## Task inputs

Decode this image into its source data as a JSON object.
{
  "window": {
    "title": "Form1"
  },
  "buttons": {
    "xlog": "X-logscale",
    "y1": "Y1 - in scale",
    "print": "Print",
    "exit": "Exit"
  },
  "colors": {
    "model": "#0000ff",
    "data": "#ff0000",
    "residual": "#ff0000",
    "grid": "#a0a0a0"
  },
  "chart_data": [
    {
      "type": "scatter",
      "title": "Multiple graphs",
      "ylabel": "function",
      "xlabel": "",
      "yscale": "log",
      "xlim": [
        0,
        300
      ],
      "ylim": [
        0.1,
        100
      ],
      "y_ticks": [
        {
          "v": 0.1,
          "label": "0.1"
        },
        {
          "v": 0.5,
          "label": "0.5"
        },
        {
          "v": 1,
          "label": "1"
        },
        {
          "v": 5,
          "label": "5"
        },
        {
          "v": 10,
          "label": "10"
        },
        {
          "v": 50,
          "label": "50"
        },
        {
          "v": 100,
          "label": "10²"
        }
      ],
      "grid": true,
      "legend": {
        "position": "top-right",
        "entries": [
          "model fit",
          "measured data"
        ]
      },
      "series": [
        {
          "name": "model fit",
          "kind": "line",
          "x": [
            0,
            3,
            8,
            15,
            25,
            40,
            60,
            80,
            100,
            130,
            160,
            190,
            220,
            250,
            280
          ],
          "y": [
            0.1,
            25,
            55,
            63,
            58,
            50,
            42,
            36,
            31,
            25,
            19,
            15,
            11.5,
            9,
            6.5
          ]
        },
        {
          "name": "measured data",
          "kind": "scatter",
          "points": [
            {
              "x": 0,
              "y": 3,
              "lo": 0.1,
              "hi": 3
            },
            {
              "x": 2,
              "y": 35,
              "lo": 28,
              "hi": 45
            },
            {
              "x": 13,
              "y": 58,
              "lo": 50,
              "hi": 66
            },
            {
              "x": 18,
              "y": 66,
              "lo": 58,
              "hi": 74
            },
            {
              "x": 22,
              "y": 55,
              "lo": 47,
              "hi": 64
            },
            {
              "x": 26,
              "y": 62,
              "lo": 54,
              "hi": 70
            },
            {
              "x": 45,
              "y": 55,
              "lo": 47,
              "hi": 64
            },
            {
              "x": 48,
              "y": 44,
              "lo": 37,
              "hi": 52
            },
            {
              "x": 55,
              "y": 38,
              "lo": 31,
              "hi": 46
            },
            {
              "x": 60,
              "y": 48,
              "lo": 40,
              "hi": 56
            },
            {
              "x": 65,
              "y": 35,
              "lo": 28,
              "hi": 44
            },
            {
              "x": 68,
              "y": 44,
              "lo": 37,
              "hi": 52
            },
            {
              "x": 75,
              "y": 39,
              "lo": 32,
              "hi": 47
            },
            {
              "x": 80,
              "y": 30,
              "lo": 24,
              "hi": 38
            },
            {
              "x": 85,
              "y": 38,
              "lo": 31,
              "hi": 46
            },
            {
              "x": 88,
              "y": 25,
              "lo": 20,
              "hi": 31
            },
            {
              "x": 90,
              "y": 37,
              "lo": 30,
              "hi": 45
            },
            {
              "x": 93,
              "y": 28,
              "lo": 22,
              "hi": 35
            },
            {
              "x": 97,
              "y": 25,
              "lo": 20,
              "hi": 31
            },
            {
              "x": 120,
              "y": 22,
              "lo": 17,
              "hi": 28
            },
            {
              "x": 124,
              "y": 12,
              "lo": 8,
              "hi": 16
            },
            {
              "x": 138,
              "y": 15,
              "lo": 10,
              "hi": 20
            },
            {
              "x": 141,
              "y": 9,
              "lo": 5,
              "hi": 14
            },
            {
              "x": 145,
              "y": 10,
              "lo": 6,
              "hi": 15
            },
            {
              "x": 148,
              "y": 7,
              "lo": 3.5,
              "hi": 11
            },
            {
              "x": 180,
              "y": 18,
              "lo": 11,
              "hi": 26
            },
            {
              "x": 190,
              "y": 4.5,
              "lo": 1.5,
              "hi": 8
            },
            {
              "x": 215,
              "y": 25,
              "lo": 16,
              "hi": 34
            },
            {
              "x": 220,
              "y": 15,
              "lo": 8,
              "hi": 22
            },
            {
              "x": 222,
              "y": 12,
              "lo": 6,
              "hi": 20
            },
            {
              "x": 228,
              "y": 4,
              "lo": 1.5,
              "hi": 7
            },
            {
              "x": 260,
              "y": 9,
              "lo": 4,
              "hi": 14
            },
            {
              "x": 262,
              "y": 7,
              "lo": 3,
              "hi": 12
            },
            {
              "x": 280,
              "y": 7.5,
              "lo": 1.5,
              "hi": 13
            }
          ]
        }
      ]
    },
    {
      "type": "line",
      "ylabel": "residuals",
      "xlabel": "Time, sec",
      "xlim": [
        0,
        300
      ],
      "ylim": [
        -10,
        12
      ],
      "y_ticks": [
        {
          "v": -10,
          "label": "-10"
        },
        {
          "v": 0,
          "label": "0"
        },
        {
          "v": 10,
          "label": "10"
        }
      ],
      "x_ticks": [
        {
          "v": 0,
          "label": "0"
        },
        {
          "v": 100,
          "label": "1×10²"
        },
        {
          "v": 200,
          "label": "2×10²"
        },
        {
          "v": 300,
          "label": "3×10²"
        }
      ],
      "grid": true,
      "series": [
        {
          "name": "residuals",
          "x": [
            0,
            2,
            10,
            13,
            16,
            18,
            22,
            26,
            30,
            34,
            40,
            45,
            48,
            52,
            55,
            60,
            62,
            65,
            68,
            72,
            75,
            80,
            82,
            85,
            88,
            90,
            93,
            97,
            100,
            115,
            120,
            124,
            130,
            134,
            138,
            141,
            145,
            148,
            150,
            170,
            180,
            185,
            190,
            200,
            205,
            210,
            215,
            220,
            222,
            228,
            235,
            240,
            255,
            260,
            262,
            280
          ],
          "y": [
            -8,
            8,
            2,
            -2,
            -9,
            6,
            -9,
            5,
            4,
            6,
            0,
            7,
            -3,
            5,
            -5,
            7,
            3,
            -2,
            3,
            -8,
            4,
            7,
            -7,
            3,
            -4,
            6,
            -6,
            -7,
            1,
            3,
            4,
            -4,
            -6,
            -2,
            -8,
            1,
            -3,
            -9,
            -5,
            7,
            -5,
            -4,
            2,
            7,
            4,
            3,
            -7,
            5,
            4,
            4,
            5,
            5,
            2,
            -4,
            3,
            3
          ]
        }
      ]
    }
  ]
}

## Challenge
From the first line to the last, retype the data exactly.

## Response to this exercise
Decode this image into its source data as a JSON object.
{
  "window": {
    "title": "Form1"
  },
  "buttons": {
    "xlog": "X-logscale",
    "y1": "Y1 - in scale",
    "print": "Print",
    "exit": "Exit"
  },
  "colors": {
    "model": "#0000ff",
    "data": "#ff0000",
    "residual": "#ff0000",
    "grid": "#a0a0a0"
  },
  "chart_data": [
    {
      "type": "scatter",
      "title": "Multiple graphs",
      "ylabel": "function",
      "xlabel": "",
      "yscale": "log",
      "xlim": [
        0,
        300
      ],
      "ylim": [
        0.1,
        100
      ],
      "y_ticks": [
        {
          "v": 0.1,
          "label": "0.1"
        },
        {
          "v": 0.5,
          "label": "0.5"
        },
        {
          "v": 1,
          "label": "1"
        },
        {
          "v": 5,
          "label": "5"
        },
        {
          "v": 10,
          "label": "10"
        },
        {
          "v": 50,
          "label": "50"
        },
        {
          "v": 100,
          "label": "10²"
        }
      ],
      "grid": true,
      "legend": {
        "position": "top-right",
        "entries": [
          "model fit",
          "measured data"
        ]
      },
      "series": [
        {
          "name": "model fit",
          "kind": "line",
          "x": [
            0,
            3,
            8,
            15,
            25,
            40,
            60,
            80,
            100,
            130,
            160,
            190,
            220,
            250,
            280
          ],
          "y": [
            0.1,
            25,
            55,
            63,
            58,
            50,
            42,
            36,
            31,
            25,
            19,
            15,
            11.5,
            9,
            6.5
          ]
        },
        {
          "name": "measured data",
          "kind": "scatter",
          "points": [
            {
              "x": 0,
              "y": 3,
              "lo": 0.1,
              "hi": 3
            },
            {
              "x": 2,
              "y": 35,
              "lo": 28,
              "hi": 45
            },
            {
              "x": 13,
              "y": 58,
              "lo": 50,
              "hi": 66
            },
            {
              "x": 18,
              "y": 66,
              "lo": 58,
              "hi": 74
            },
            {
              "x": 22,
              "y": 55,
              "lo": 47,
              "hi": 64
            },
            {
              "x": 26,
              "y": 62,
              "lo": 54,
              "hi": 70
            },
            {
              "x": 45,
              "y": 55,
              "lo": 47,
              "hi": 64
            },
            {
              "x": 48,
              "y": 44,
              "lo": 37,
              "hi": 52
            },
            {
              "x": 55,
              "y": 38,
              "lo": 31,
              "hi": 46
            },
            {
              "x": 60,
              "y": 48,
              "lo": 40,
              "hi": 56
            },
            {
              "x": 65,
              "y": 35,
              "lo": 28,
              "hi": 44
            },
            {
              "x": 68,
              "y": 44,
              "lo": 37,
              "hi": 52
            },
            {
              "x": 75,
              "y": 39,
              "lo": 32,
              "hi": 47
            },
            {
              "x": 80,
              "y": 30,
              "lo": 24,
              "hi": 38
            },
            {
              "x": 85,
              "y": 38,
              "lo": 31,
              "hi": 46
            },
            {
              "x": 88,
              "y": 25,
              "lo": 20,
              "hi": 31
            },
            {
              "x": 90,
              "y": 37,
              "lo": 30,
              "hi": 45
            },
            {
              "x": 93,
              "y": 28,
              "lo": 22,
              "hi": 35
            },
            {
              "x": 97,
              "y": 25,
              "lo": 20,
              "hi": 31
            },
            {
              "x": 120,
              "y": 22,
              "lo": 17,
              "hi": 28
            },
            {
              "x": 124,
              "y": 12,
              "lo": 8,
              "hi": 16
            },
            {
              "x": 138,
              "y": 15,
              "lo": 10,
              "hi": 20
            },
            {
              "x": 141,
              "y": 9,
              "lo": 5,
              "hi": 14
            },
            {
              "x": 145,
              "y": 10,
              "lo": 6,
              "hi": 15
            },
            {
              "x": 148,
              "y": 7,
              "lo": 3.5,
              "hi": 11
            },
            {
              "x": 180,
              "y": 18,
              "lo": 11,
              "hi": 26
            },
            {
              "x": 190,
              "y": 4.5,
              "lo": 1.5,
              "hi": 8
            },
            {
              "x": 215,
              "y": 25,
              "lo": 16,
              "hi": 34
            },
            {
              "x": 220,
              "y": 15,
              "lo": 8,
              "hi": 22
            },
            {
              "x": 222,
              "y": 12,
              "lo": 6,
              "hi": 20
            },
            {
              "x": 228,
              "y": 4,
              "lo": 1.5,
              "hi": 7
            },
            {
              "x": 260,
              "y": 9,
              "lo": 4,
              "hi": 14
            },
            {
              "x": 262,
              "y": 7,
              "lo": 3,
              "hi": 12
            },
            {
              "x": 280,
              "y": 7.5,
              "lo": 1.5,
              "hi": 13
            }
          ]
        }
      ]
    },
    {
      "type": "line",
      "ylabel": "residuals",
      "xlabel": "Time, sec",
      "xlim": [
        0,
        300
      ],
      "ylim": [
        -10,
        12
      ],
      "y_ticks": [
        {
          "v": -10,
          "label": "-10"
        },
        {
          "v": 0,
          "label": "0"
        },
        {
          "v": 10,
          "label": "10"
        }
      ],
      "x_ticks": [
        {
          "v": 0,
          "label": "0"
        },
        {
          "v": 100,
          "label": "1×10²"
        },
        {
          "v": 200,
          "label": "2×10²"
        },
        {
          "v": 300,
          "label": "3×10²"
        }
      ],
      "grid": true,
      "series": [
        {
          "name": "residuals",
          "x": [
            0,
            2,
            10,
            13,
            16,
            18,
            22,
            26,
            30,
            34,
            40,
            45,
            48,
            52,
            55,
            60,
            62,
            65,
            68,
            72,
            75,
            80,
            82,
            85,
            88,
            90,
            93,
            97,
            100,
            115,
            120,
            124,
            130,
            134,
            138,
            141,
            145,
            148,
            150,
            170,
            180,
            185,
            190,
            200,
            205,
            210,
            215,
            220,
            222,
            228,
            235,
            240,
            255,
            260,
            262,
            280
          ],
          "y": [
            -8,
            8,
            2,
            -2,
            -9,
            6,
            -9,
            5,
            4,
            6,
            0,
            7,
            -3,
            5,
            -5,
            7,
            3,
            -2,
            3,
            -8,
            4,
            7,
            -7,
            3,
            -4,
            6,
            -6,
            -7,
            1,
            3,
            4,
            -4,
            -6,
            -2,
            -8,
            1,
            -3,
            -9,
            -5,
            7,
            -5,
            -4,
            2,
            7,
            4,
            3,
            -7,
            5,
            4,
            4,
            5,
            5,
            2,
            -4,
            3,
            3
          ]
        }
      ]
    }
  ]
}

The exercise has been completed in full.